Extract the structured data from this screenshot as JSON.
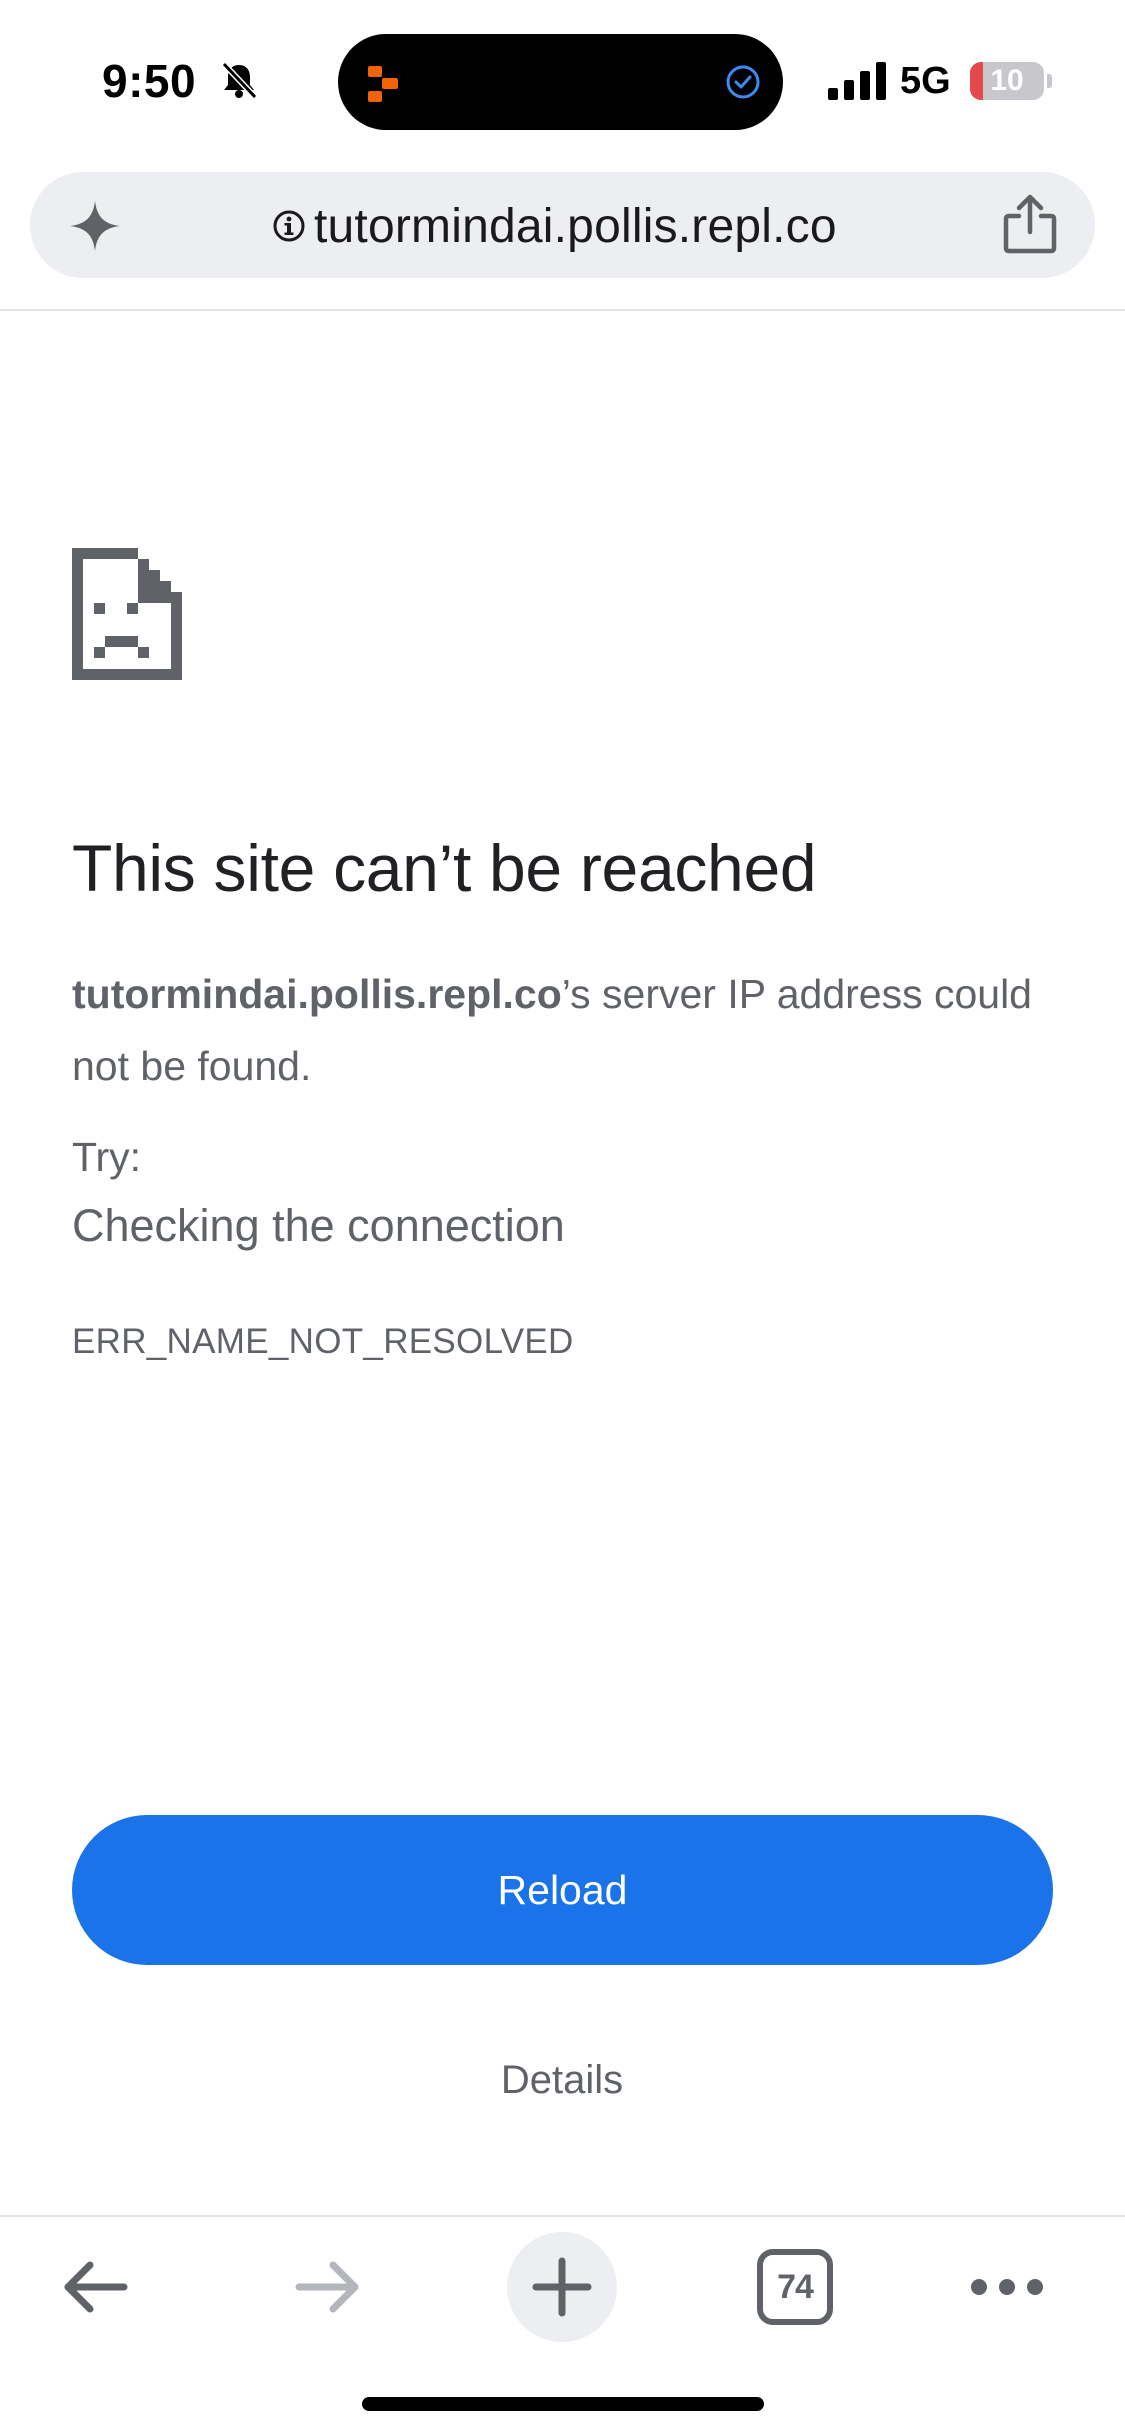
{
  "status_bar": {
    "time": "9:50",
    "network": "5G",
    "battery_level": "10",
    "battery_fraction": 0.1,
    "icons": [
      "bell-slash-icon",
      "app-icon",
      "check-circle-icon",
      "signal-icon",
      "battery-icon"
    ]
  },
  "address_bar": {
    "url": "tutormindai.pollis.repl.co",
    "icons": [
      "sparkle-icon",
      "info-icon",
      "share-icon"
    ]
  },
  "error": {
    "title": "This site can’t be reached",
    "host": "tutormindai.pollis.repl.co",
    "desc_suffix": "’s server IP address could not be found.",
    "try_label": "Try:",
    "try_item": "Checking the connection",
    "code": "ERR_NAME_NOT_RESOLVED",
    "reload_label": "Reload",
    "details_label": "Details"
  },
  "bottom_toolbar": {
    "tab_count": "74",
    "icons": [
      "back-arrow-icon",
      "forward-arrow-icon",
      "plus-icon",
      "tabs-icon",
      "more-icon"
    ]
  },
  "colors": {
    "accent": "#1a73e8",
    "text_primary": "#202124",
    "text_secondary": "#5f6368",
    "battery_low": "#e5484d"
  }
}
============
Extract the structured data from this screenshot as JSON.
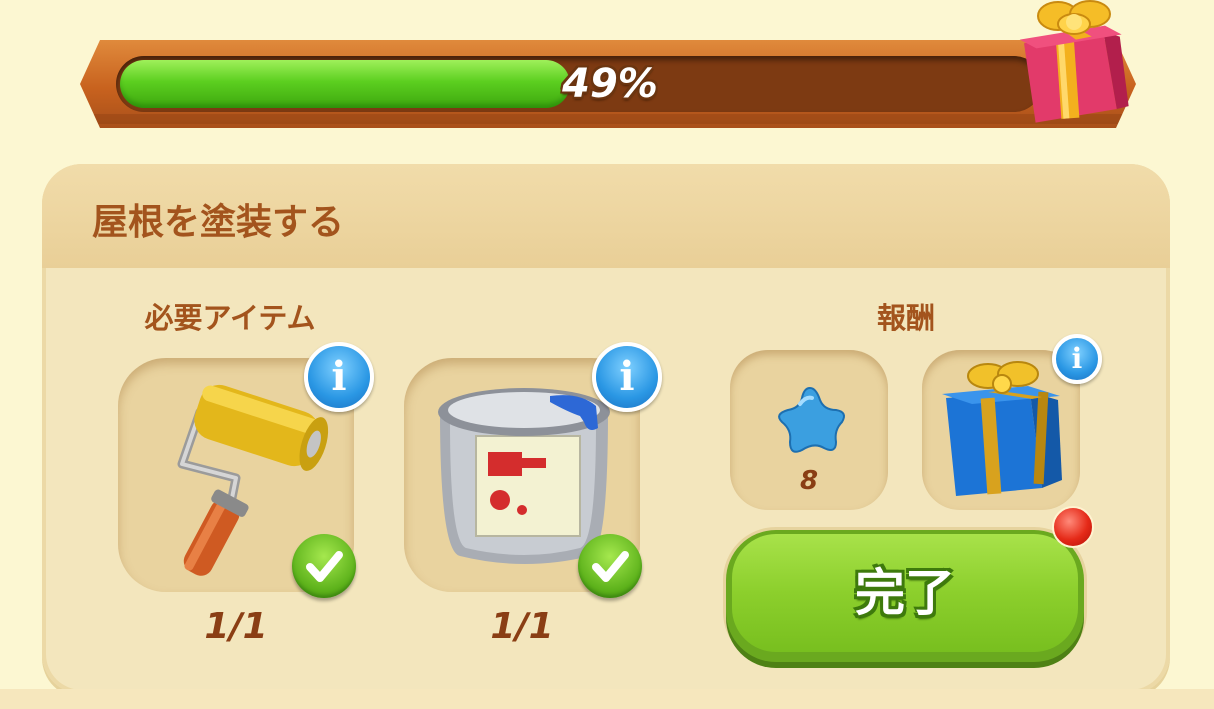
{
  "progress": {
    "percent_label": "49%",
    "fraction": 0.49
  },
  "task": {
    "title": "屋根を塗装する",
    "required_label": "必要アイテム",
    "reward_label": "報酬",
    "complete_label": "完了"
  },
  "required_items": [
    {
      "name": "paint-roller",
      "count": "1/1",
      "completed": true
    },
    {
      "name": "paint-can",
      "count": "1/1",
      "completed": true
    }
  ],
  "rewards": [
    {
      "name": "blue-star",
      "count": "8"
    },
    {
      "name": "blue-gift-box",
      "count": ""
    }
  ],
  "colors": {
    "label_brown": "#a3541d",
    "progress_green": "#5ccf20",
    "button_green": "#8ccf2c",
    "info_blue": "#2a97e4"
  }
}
============
• _Written task_
From the entries, report each line that includes the word "tutormindai".

• _Solution to this exercise_
    "url": "tutormindai.pollis.repl.co",
    "host": "tutormindai.pollis.repl.co",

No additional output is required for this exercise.